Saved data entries

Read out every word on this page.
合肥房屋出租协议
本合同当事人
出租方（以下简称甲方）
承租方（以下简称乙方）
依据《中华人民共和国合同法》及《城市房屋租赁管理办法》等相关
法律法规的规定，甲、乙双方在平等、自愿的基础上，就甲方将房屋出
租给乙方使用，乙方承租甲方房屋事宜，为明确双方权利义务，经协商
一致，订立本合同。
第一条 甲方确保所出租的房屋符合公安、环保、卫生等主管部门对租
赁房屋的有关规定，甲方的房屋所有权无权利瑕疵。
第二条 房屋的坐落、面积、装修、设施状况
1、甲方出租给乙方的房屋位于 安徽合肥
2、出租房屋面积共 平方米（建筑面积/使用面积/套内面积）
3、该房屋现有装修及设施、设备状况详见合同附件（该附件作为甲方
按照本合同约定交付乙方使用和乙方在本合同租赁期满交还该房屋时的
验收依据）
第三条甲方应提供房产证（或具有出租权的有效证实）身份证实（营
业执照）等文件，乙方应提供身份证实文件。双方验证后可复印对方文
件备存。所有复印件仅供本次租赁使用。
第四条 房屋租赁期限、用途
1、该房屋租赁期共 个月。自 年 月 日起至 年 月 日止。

**Task statement**. Reproduce each record exactly as it appears.

**Exercise output**.
Read out every word on this page.
合肥房屋出租协议
本合同当事人
出租方（以下简称甲方）
承租方（以下简称乙方）
依据《中华人民共和国合同法》及《城市房屋租赁管理办法》等相关
法律法规的规定，甲、乙双方在平等、自愿的基础上，就甲方将房屋出
租给乙方使用，乙方承租甲方房屋事宜，为明确双方权利义务，经协商
一致，订立本合同。
第一条 甲方确保所出租的房屋符合公安、环保、卫生等主管部门对租
赁房屋的有关规定，甲方的房屋所有权无权利瑕疵。
第二条 房屋的坐落、面积、装修、设施状况
1、甲方出租给乙方的房屋位于 安徽合肥
2、出租房屋面积共 平方米（建筑面积/使用面积/套内面积）
3、该房屋现有装修及设施、设备状况详见合同附件（该附件作为甲方
按照本合同约定交付乙方使用和乙方在本合同租赁期满交还该房屋时的
验收依据）
第三条甲方应提供房产证（或具有出租权的有效证实）身份证实（营
业执照）等文件，乙方应提供身份证实文件。双方验证后可复印对方文
件备存。所有复印件仅供本次租赁使用。
第四条 房屋租赁期限、用途
1、该房屋租赁期共 个月。自 年 月 日起至 年 月 日止。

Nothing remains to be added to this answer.